── Extracted entries ──
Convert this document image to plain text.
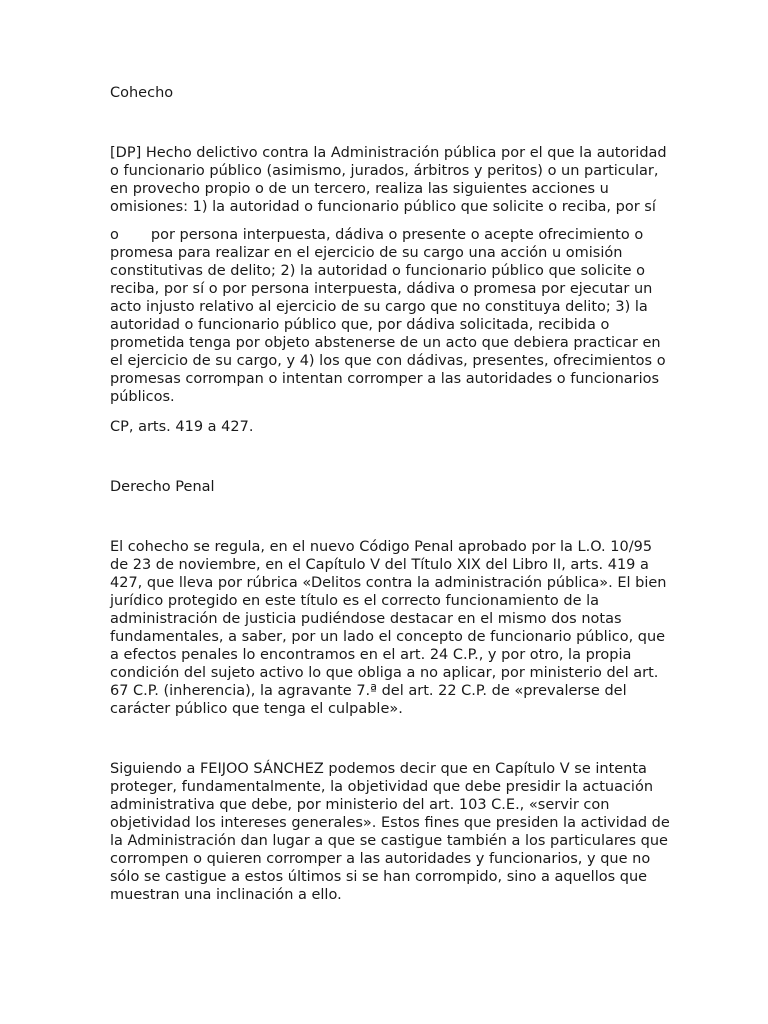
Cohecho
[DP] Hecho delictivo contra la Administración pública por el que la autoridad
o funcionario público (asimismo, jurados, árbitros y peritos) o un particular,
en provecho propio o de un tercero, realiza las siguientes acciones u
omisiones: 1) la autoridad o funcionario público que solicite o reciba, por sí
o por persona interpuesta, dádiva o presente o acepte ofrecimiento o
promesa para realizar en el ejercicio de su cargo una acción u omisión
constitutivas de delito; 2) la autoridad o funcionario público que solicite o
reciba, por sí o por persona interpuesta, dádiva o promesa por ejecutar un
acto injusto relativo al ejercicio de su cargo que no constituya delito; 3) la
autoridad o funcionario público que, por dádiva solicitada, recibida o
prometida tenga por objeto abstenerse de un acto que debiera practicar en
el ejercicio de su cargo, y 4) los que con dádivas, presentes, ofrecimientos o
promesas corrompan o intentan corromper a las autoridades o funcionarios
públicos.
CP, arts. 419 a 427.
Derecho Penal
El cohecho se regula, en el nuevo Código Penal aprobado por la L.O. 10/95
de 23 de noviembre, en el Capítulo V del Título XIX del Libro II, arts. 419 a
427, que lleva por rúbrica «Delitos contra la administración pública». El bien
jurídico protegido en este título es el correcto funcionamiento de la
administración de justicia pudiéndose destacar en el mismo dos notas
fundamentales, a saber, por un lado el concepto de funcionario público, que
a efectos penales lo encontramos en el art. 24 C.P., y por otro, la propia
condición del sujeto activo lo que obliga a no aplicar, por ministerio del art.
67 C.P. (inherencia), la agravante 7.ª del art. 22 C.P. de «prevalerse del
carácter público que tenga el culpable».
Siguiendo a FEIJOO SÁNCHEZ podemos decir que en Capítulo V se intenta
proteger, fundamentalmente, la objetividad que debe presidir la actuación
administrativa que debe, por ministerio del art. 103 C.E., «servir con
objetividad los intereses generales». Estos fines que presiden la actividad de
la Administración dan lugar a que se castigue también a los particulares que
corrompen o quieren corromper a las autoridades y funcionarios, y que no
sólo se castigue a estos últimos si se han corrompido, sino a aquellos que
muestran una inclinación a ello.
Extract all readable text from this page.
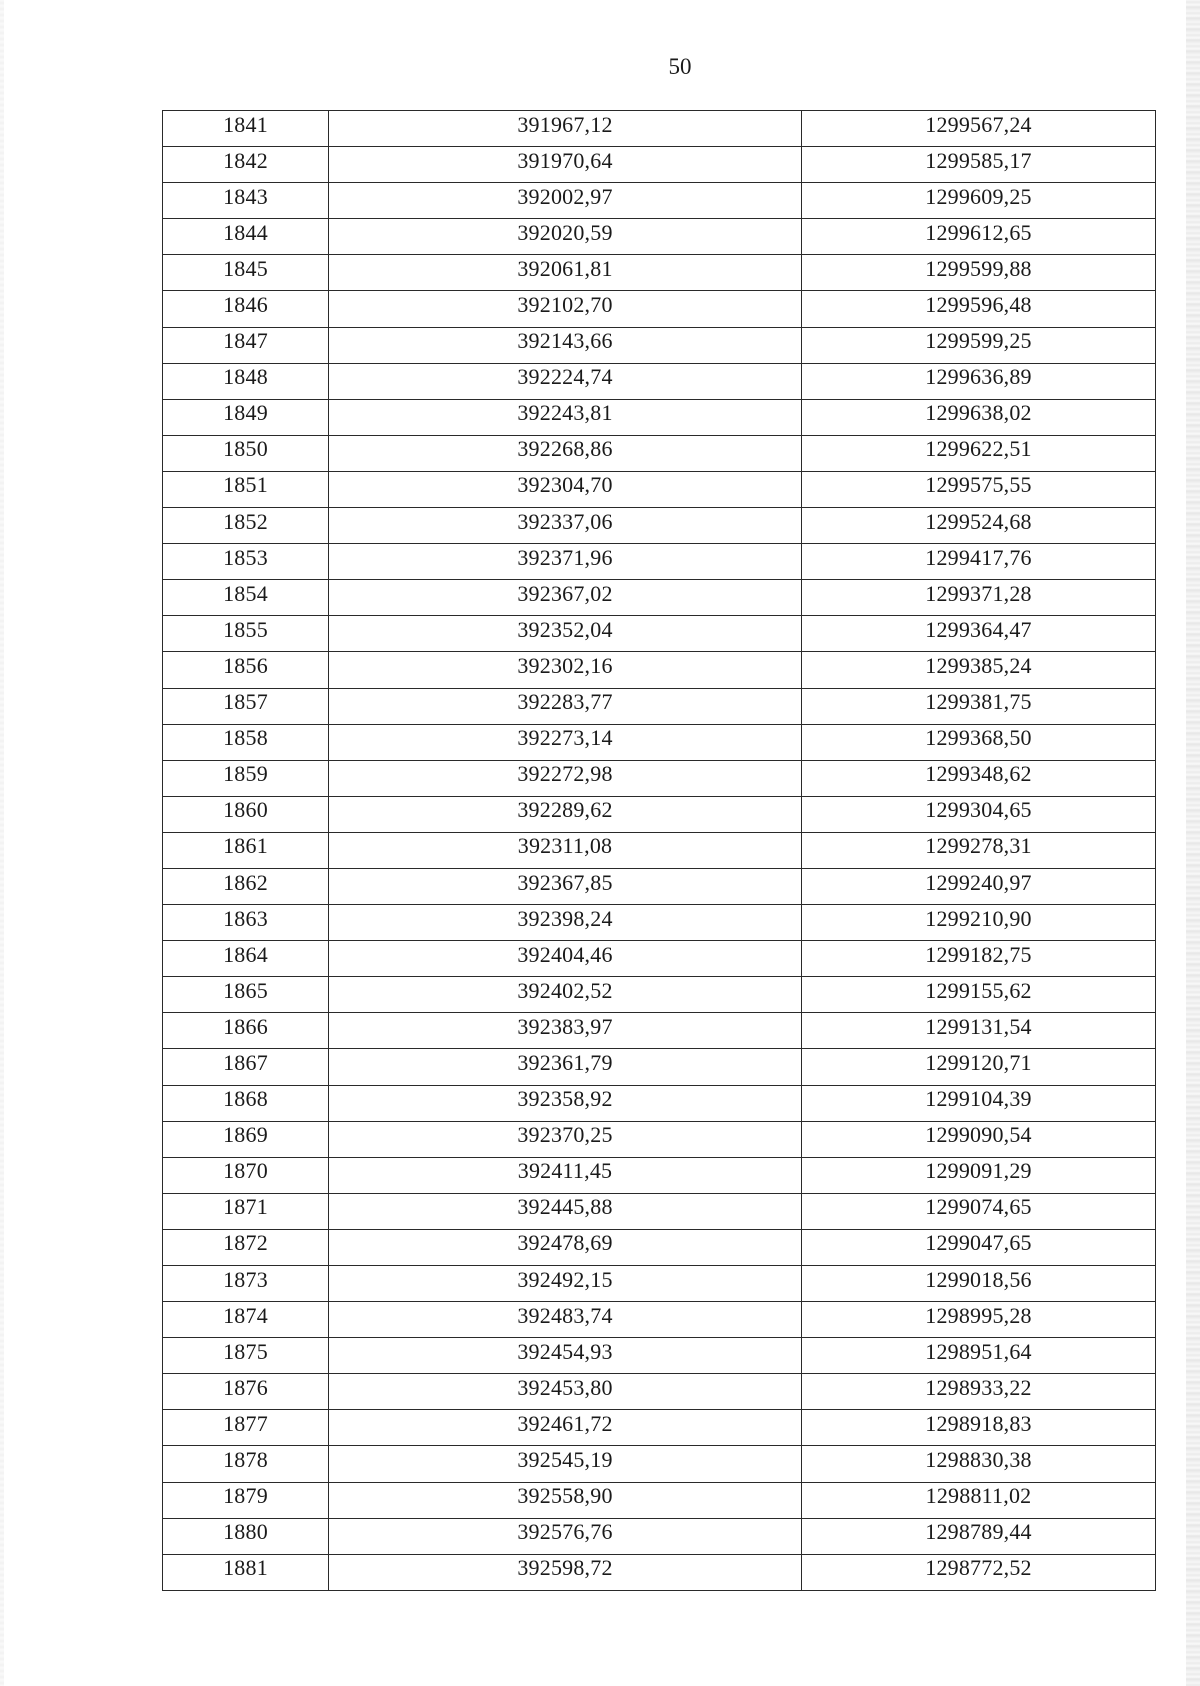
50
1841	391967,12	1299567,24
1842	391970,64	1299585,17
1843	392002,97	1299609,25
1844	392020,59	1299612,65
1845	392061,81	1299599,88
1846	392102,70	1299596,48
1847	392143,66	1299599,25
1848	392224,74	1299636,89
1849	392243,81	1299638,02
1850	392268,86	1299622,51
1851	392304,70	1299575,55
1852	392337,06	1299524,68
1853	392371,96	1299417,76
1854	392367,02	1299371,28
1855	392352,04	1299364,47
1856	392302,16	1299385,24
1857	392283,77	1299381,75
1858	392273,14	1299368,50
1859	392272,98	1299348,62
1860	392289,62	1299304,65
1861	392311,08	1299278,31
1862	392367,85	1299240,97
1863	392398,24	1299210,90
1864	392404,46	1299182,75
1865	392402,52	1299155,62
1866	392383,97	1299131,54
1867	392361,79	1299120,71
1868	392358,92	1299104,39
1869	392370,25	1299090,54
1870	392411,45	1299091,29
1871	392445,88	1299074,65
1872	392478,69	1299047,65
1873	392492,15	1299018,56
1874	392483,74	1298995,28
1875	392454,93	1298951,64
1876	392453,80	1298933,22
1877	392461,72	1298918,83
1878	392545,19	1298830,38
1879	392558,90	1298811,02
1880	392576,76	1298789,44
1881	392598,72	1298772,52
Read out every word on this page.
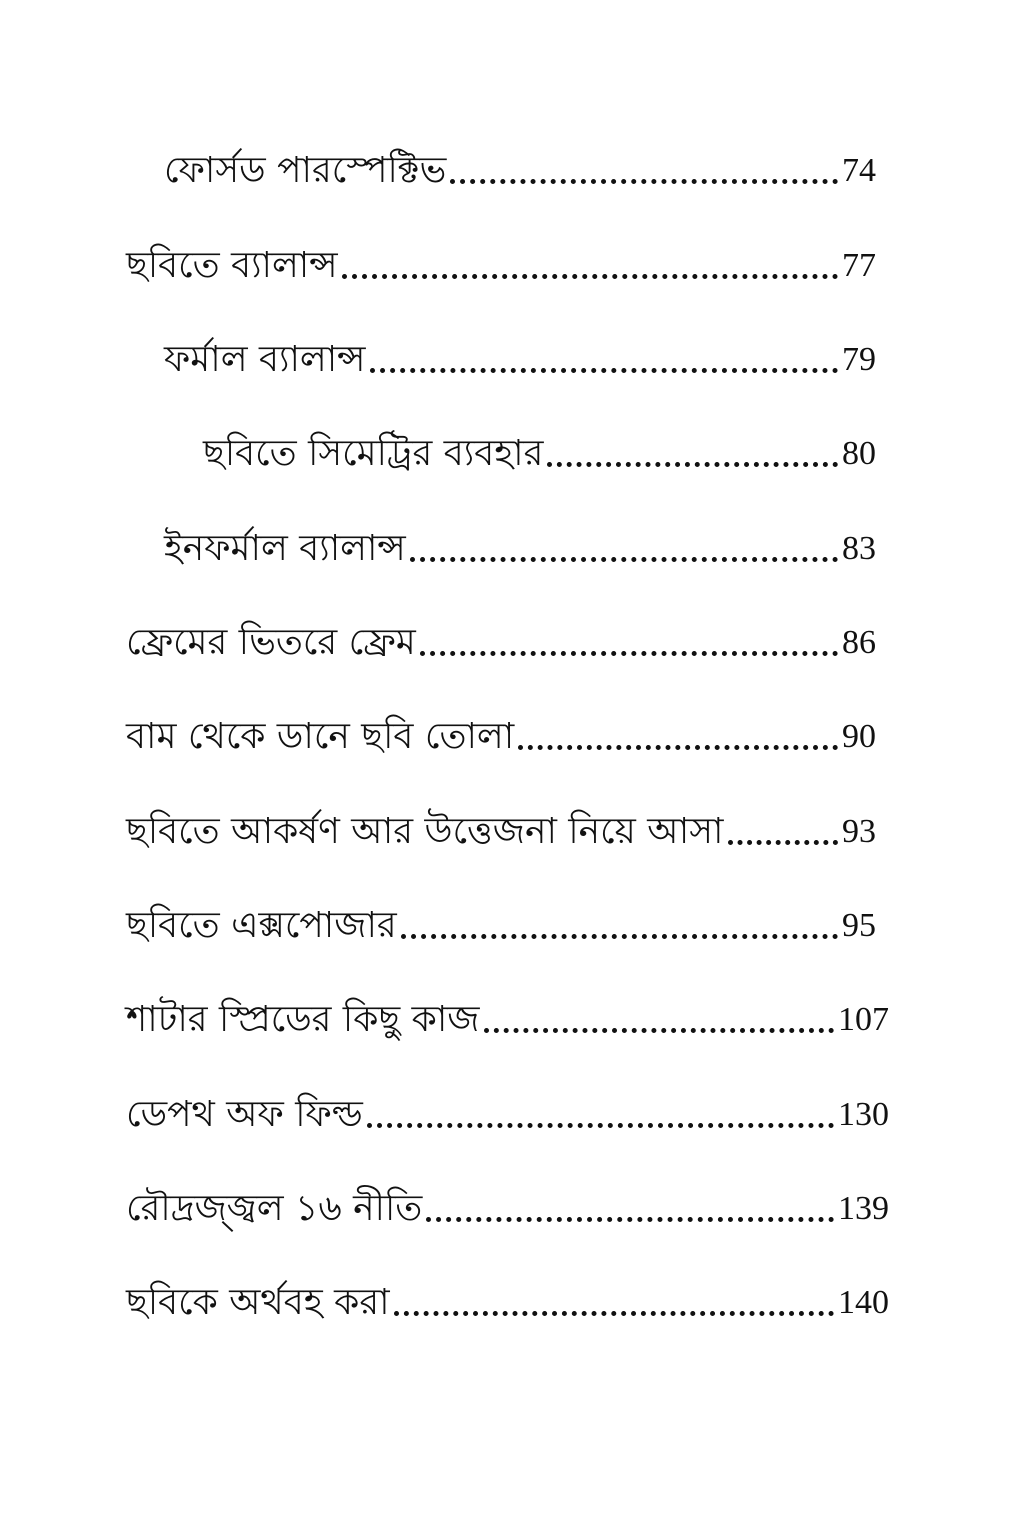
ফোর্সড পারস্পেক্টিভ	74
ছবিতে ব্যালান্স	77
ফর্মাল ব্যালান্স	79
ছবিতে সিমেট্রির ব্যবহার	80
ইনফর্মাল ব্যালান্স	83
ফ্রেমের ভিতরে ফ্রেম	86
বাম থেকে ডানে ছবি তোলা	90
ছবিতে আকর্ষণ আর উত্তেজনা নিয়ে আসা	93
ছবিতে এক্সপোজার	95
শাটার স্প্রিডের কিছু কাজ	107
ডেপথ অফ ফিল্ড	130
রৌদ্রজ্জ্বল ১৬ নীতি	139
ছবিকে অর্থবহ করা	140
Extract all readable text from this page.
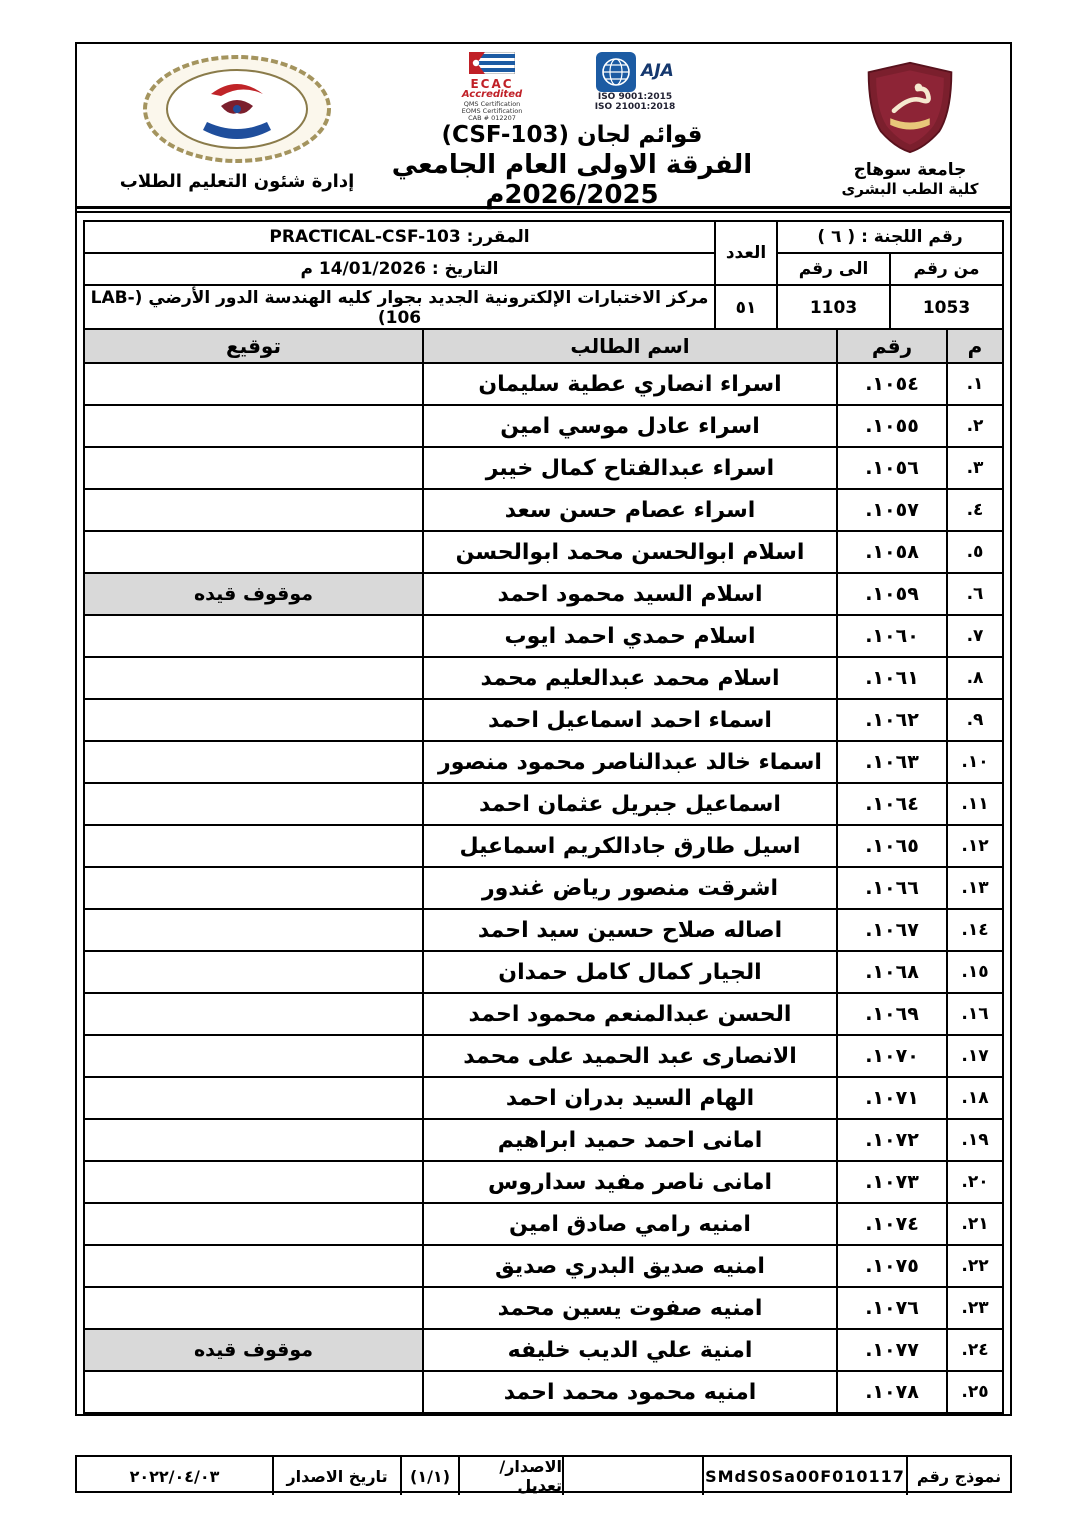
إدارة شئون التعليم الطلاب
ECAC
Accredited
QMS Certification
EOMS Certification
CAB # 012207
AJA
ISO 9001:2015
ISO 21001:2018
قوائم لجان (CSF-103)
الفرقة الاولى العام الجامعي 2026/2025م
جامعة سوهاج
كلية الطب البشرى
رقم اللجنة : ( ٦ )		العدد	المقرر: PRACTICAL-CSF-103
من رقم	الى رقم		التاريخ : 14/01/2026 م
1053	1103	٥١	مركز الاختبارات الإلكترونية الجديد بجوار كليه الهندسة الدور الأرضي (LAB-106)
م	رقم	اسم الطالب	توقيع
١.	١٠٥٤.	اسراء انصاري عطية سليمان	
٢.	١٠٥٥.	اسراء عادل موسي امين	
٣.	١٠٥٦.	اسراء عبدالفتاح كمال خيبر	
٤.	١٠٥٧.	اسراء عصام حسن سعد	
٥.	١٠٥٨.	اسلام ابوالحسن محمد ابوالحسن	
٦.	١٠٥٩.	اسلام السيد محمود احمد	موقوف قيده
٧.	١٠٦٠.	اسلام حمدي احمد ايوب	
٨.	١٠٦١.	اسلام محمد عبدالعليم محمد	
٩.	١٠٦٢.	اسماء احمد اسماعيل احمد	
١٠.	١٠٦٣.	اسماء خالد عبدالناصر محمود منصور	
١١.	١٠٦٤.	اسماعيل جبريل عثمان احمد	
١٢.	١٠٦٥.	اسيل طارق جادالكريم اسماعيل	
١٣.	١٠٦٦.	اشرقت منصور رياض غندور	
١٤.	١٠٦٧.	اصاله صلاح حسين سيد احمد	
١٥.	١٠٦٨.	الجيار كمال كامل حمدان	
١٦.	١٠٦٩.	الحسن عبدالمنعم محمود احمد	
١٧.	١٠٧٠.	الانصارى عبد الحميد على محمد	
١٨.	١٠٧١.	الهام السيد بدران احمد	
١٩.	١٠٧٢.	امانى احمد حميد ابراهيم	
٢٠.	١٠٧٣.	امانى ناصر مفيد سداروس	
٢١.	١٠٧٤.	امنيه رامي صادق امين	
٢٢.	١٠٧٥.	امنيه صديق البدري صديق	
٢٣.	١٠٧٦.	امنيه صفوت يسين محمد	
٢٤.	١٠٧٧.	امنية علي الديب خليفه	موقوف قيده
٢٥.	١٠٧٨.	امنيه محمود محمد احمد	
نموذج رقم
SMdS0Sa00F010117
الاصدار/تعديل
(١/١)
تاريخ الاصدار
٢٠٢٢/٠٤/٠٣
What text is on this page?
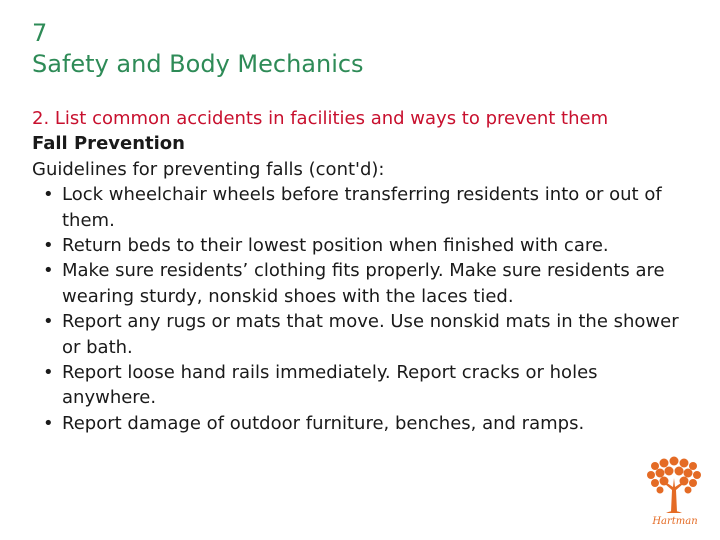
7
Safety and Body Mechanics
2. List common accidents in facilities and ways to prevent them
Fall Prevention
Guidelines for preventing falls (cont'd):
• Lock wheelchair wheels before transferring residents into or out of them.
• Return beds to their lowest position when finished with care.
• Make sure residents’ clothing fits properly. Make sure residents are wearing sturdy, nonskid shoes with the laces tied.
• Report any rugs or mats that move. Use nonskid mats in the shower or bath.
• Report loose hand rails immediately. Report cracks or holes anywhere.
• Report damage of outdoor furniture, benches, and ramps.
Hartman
───
**Problem details:**
Take the lines from the one containing "What text is on this page?" through the final line of the listing above and print them exactly, including both ends but no pictures.

**Correct answer:**
What text is on this page?
7
Safety and Body Mechanics
2. List common accidents in facilities and ways to prevent them
Fall Prevention
Guidelines for preventing falls (cont'd):
• Lock wheelchair wheels before transferring residents into or out of them.
• Return beds to their lowest position when finished with care.
• Make sure residents’ clothing fits properly. Make sure residents are wearing sturdy, nonskid shoes with the laces tied.
• Report any rugs or mats that move. Use nonskid mats in the shower or bath.
• Report loose hand rails immediately. Report cracks or holes anywhere.
• Report damage of outdoor furniture, benches, and ramps.
Hartman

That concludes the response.